● Record excerpts:
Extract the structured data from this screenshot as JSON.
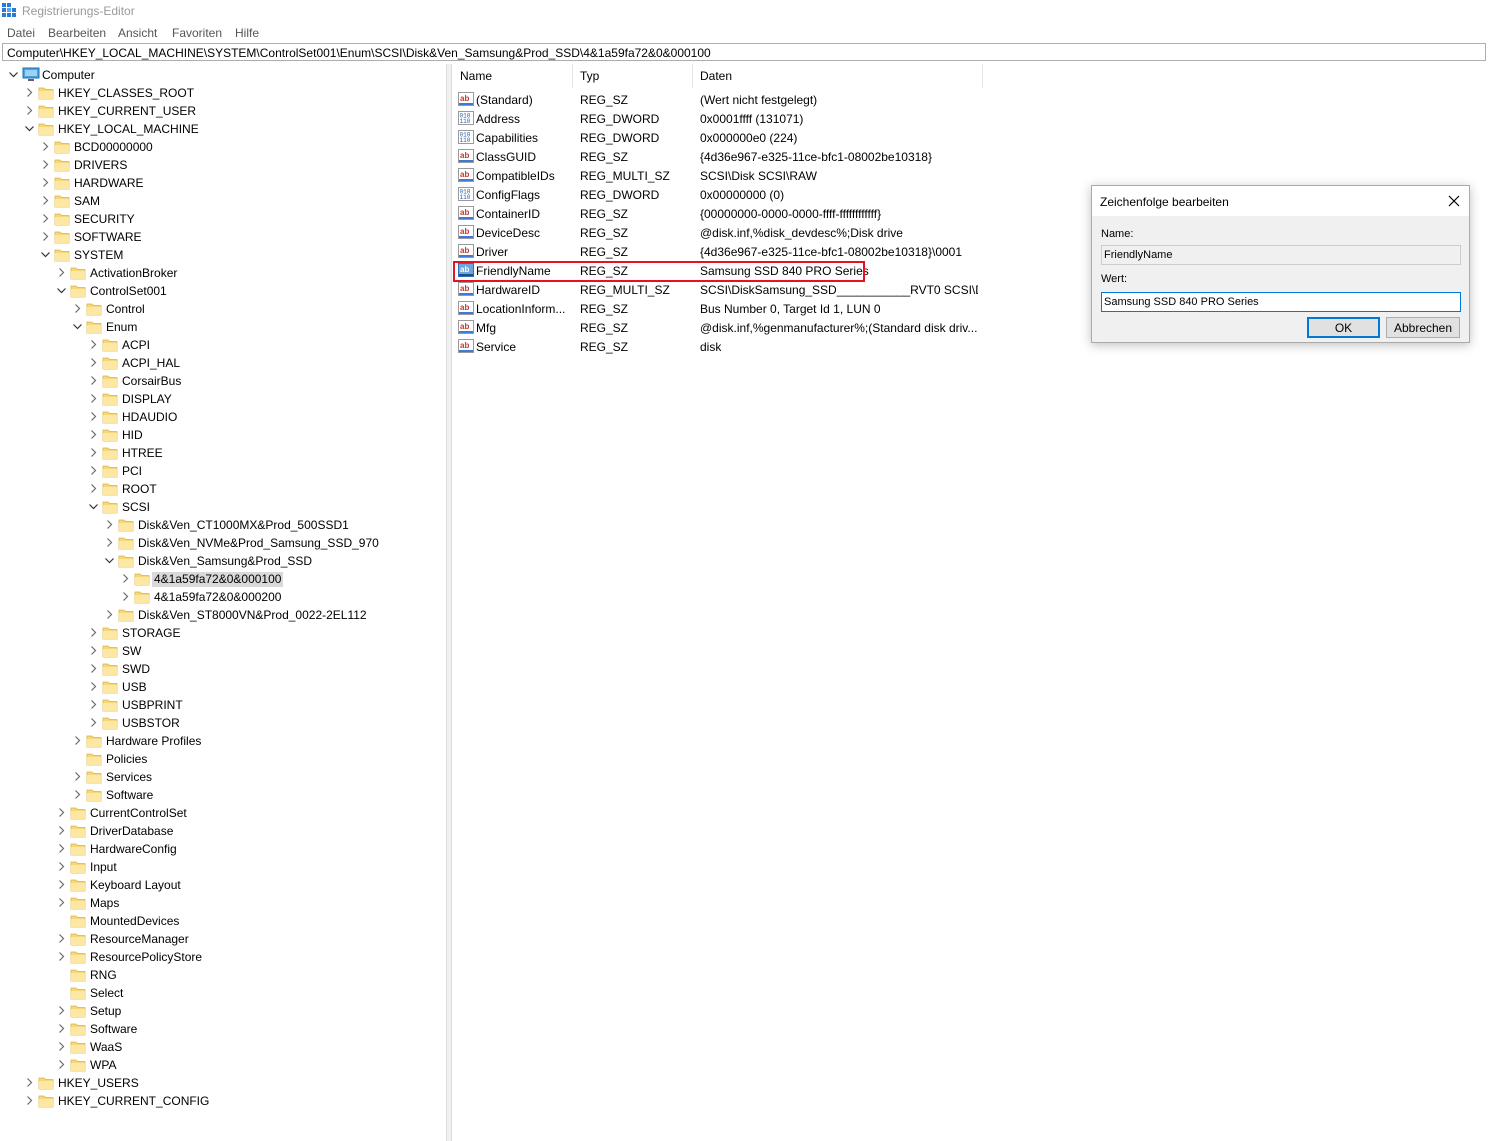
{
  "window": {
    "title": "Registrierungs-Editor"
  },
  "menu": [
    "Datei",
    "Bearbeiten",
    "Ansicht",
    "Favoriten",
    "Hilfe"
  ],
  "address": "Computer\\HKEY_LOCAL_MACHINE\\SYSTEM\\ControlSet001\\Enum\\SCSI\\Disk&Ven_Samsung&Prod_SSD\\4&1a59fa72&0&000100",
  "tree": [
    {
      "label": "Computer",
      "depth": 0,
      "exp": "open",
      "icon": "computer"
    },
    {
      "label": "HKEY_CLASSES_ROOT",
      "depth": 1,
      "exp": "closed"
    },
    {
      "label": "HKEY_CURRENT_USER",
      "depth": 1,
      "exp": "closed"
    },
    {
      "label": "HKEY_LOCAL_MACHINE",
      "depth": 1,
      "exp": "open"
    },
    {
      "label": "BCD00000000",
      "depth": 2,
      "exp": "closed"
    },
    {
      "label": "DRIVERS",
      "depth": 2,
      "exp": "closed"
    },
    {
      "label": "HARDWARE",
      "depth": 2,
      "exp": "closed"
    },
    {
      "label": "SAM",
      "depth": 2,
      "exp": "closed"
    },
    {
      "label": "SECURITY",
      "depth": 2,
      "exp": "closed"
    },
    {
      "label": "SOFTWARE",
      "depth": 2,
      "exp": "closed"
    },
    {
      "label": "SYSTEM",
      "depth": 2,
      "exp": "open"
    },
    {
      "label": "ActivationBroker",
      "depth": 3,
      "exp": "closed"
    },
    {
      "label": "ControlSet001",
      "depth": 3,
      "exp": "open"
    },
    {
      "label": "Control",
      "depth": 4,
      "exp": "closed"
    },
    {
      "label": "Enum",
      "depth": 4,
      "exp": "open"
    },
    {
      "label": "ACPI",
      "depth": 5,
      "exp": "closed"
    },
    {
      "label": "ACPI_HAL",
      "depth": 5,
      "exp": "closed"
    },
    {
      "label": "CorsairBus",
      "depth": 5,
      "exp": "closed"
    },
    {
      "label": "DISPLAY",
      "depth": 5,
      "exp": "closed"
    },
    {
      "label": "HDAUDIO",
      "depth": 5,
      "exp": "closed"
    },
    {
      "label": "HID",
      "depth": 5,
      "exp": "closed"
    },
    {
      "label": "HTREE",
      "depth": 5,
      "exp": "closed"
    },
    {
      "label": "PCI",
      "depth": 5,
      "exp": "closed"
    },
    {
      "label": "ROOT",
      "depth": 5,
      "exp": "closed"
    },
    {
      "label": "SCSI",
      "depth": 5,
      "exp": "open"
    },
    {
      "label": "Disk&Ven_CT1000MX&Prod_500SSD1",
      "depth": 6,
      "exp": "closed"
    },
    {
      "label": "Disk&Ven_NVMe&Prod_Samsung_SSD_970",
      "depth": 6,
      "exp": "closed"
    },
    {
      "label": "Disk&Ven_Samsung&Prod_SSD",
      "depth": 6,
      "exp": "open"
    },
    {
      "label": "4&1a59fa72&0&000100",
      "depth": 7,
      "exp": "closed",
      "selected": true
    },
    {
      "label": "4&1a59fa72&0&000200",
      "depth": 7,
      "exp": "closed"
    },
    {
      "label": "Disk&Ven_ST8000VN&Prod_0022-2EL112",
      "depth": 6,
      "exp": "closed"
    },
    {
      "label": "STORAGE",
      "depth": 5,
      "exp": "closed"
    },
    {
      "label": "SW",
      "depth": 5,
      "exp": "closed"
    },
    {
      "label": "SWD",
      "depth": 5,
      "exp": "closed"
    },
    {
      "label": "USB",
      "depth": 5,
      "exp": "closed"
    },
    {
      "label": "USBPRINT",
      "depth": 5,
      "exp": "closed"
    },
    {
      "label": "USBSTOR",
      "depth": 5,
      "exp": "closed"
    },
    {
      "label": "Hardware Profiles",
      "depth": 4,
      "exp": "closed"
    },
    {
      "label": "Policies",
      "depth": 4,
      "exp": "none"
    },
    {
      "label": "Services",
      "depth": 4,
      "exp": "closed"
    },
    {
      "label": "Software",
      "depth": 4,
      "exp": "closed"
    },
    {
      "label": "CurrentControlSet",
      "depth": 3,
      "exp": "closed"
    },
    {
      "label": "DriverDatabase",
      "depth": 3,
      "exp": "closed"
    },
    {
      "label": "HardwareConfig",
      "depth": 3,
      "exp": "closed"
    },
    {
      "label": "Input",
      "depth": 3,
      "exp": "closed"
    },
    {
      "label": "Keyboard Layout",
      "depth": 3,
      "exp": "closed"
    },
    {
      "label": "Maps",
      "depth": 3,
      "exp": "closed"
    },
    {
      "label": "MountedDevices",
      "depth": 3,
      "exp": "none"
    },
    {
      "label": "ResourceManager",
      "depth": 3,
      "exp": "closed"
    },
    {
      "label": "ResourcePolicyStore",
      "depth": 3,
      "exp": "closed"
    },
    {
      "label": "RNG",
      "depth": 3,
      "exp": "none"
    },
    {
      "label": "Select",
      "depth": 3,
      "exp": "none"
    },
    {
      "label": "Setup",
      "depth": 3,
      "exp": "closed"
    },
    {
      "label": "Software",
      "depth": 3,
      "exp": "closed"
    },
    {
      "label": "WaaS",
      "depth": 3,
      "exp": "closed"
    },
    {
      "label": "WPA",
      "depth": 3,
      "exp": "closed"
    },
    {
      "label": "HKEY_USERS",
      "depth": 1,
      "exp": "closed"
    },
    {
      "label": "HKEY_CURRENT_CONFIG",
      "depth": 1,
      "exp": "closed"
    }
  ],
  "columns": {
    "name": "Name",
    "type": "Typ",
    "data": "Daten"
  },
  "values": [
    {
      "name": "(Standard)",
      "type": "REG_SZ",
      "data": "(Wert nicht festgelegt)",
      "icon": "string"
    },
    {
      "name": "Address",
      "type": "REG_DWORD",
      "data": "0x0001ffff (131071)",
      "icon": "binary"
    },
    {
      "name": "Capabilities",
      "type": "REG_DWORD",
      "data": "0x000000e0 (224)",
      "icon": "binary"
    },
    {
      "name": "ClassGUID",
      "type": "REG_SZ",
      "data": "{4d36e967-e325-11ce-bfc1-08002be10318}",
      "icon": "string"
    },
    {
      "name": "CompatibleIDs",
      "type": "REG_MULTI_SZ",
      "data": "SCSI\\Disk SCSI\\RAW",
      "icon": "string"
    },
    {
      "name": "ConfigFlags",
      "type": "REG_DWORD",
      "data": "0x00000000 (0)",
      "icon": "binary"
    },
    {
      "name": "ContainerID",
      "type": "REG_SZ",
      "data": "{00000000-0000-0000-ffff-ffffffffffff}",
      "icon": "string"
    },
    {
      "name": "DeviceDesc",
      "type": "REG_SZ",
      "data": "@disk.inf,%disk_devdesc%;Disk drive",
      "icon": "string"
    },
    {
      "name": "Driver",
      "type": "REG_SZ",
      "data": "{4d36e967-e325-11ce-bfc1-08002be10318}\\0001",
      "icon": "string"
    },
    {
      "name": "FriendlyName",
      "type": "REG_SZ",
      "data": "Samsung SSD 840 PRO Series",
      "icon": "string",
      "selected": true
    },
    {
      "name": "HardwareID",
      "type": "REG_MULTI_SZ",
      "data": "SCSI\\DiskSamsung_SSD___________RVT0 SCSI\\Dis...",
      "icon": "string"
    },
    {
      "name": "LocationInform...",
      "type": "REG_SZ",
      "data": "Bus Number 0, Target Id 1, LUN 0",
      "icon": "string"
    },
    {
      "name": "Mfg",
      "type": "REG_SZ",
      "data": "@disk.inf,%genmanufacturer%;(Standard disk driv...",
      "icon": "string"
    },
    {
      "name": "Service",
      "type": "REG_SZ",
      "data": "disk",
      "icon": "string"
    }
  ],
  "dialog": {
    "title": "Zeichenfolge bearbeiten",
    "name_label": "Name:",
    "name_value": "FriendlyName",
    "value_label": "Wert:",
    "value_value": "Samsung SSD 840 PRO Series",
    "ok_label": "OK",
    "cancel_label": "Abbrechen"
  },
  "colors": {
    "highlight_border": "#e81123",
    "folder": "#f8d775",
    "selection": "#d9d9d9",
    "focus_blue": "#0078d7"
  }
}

---

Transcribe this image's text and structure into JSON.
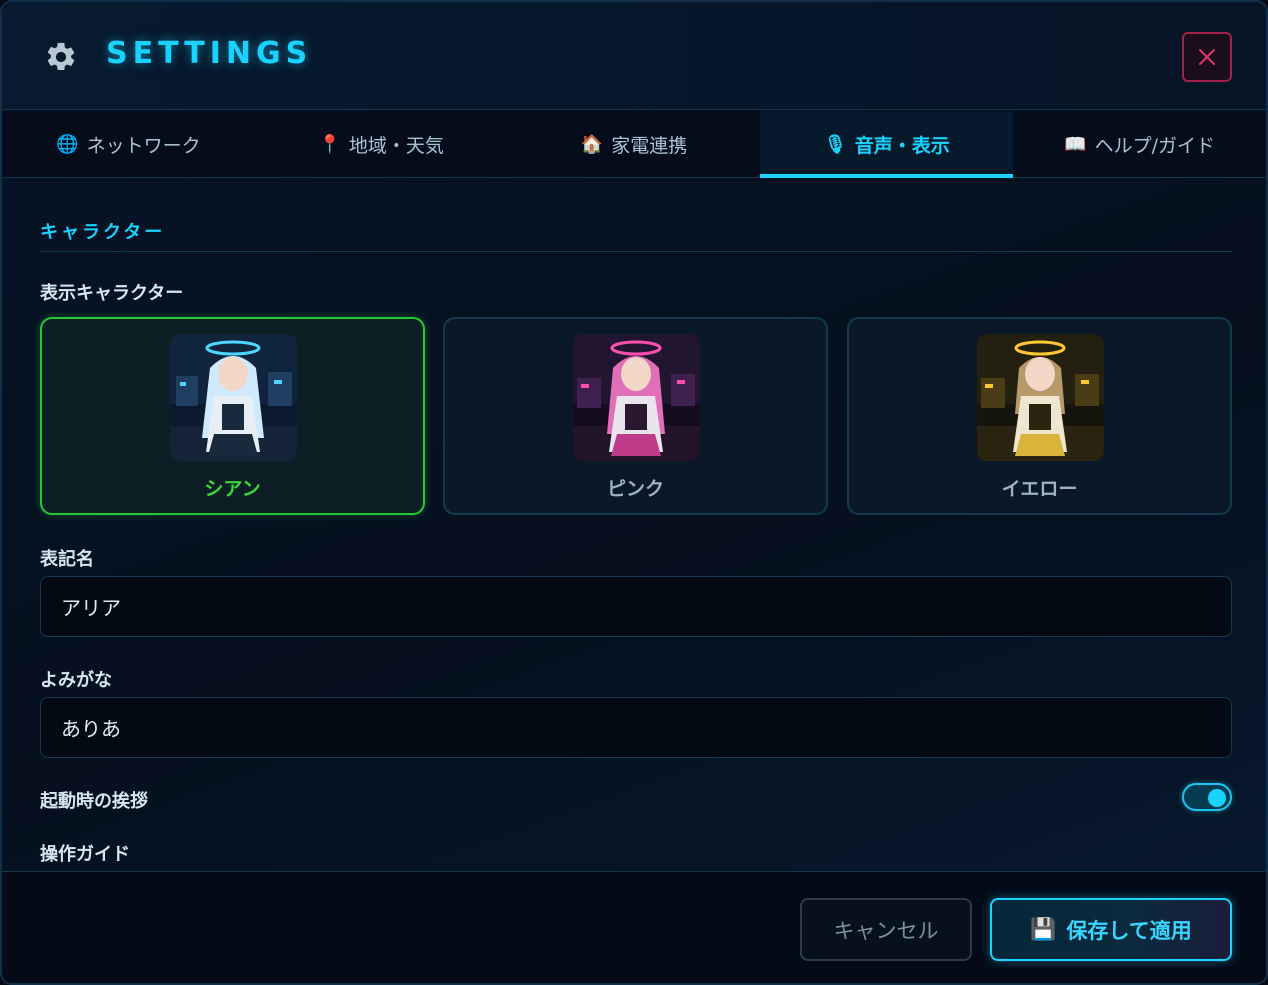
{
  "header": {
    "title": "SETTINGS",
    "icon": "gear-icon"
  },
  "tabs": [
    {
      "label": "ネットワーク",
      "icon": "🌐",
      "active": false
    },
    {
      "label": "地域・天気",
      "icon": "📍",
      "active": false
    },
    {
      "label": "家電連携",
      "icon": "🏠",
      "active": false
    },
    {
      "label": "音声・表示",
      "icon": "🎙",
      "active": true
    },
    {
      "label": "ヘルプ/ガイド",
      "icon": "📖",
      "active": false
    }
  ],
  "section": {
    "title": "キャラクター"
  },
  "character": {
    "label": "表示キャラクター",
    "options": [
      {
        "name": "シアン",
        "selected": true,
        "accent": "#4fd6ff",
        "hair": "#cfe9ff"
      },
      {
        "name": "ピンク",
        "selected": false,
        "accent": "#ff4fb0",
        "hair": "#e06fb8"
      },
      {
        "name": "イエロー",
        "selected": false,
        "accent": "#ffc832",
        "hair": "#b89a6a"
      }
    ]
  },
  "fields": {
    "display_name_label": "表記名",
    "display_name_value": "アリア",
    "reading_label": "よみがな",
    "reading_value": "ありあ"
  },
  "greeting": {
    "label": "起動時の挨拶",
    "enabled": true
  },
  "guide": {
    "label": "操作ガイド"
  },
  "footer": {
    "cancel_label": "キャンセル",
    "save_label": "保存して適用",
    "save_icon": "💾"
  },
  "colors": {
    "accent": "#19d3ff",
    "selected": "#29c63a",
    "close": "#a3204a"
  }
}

● Task brief:
Output nothing but the number of lines in the data containing the string "hair".

● Finished answer:
3